• **REQUIREMENT**: Extract all lines in the data that contain the word "JSON".

(Dataset entries on figures)
•••

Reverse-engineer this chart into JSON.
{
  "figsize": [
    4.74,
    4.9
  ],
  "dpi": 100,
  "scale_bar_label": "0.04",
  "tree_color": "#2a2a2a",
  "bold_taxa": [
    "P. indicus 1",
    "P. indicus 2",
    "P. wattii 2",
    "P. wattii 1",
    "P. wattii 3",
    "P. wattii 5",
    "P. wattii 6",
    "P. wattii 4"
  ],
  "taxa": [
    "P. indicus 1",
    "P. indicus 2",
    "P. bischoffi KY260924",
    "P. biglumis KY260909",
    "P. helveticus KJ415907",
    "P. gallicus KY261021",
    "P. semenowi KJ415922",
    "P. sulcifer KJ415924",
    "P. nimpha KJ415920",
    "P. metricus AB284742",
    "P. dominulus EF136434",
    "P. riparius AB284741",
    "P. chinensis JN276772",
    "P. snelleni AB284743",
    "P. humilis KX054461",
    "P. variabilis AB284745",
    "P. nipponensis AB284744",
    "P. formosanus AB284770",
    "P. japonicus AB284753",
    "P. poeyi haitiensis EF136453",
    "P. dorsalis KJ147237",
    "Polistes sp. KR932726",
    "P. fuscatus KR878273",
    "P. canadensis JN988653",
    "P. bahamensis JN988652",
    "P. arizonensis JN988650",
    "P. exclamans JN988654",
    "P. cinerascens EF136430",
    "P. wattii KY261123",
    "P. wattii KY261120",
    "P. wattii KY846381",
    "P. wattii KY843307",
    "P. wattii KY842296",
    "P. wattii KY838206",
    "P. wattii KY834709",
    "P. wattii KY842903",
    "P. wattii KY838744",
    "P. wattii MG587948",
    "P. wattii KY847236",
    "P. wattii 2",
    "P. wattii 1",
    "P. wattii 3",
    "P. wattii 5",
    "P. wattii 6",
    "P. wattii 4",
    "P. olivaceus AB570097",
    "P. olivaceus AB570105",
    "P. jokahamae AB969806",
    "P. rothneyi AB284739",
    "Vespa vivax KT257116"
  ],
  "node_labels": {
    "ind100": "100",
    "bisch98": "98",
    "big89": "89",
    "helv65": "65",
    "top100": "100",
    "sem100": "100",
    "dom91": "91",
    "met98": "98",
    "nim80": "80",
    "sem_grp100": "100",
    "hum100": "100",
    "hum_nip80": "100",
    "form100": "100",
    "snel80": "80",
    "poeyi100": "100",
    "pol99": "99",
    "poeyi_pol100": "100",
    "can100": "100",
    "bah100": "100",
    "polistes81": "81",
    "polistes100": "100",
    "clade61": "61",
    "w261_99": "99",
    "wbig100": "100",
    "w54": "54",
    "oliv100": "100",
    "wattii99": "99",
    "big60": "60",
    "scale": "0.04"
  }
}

•••

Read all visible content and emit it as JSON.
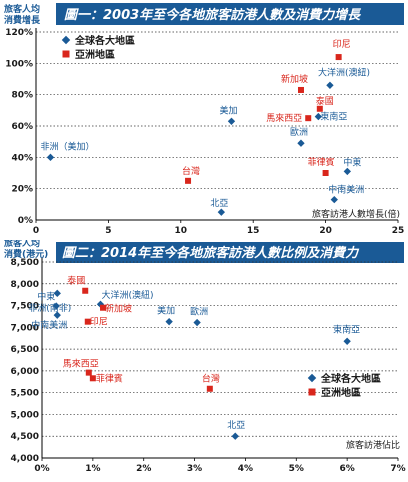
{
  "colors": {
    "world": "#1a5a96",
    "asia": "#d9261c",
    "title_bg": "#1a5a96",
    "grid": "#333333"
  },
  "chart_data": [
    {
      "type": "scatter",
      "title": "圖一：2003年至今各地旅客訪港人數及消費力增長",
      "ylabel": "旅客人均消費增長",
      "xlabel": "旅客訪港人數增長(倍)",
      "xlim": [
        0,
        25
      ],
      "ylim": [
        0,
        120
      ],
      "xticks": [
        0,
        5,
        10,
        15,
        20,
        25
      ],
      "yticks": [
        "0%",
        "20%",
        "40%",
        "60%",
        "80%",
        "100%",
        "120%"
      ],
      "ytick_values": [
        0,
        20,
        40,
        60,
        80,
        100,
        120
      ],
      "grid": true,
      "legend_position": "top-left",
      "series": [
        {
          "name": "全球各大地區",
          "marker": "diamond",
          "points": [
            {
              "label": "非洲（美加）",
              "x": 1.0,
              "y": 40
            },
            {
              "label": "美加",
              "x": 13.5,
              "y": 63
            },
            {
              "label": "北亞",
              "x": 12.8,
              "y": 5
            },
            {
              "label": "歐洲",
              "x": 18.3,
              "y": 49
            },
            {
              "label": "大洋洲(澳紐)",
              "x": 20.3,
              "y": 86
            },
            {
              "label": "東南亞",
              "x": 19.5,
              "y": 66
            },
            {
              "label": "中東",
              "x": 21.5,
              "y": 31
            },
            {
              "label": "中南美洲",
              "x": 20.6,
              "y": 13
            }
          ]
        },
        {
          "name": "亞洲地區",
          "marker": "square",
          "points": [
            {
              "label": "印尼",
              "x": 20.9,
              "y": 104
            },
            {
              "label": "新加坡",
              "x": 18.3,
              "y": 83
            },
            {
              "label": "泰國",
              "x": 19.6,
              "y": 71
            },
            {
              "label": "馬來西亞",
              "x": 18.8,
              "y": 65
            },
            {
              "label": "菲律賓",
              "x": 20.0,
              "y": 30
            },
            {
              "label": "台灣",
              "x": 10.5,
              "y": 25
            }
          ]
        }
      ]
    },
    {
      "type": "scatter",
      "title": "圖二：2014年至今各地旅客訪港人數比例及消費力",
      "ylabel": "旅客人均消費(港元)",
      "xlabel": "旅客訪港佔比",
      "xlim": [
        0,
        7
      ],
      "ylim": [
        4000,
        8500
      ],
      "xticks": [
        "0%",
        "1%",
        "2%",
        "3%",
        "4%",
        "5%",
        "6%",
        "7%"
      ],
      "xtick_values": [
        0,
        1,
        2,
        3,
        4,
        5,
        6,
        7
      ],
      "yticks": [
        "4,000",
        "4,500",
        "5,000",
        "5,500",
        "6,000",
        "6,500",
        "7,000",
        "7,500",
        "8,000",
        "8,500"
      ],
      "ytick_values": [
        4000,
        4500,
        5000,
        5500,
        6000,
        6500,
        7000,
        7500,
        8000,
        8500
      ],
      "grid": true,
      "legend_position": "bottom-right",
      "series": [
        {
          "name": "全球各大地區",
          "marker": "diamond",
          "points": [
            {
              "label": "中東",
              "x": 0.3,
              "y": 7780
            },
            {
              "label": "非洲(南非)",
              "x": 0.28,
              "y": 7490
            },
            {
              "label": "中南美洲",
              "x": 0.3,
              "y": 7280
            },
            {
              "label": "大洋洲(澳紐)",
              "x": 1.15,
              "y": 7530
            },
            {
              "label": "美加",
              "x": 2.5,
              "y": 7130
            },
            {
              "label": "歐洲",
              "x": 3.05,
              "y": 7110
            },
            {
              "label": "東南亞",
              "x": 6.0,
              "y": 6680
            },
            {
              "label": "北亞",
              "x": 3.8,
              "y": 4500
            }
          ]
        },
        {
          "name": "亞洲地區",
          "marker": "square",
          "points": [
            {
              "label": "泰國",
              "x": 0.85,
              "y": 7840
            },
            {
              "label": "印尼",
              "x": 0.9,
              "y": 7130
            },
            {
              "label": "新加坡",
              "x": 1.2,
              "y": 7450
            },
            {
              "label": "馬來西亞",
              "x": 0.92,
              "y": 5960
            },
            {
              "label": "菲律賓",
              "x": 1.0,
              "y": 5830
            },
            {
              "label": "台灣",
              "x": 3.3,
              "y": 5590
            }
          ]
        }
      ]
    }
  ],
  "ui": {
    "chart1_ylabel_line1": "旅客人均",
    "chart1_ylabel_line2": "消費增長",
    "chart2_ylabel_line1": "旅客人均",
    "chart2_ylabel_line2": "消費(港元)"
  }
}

•••

• **CORRECT RESULT**:
Reverse-engineer this chart into JSON.
Read all visible content and emit it as JSON.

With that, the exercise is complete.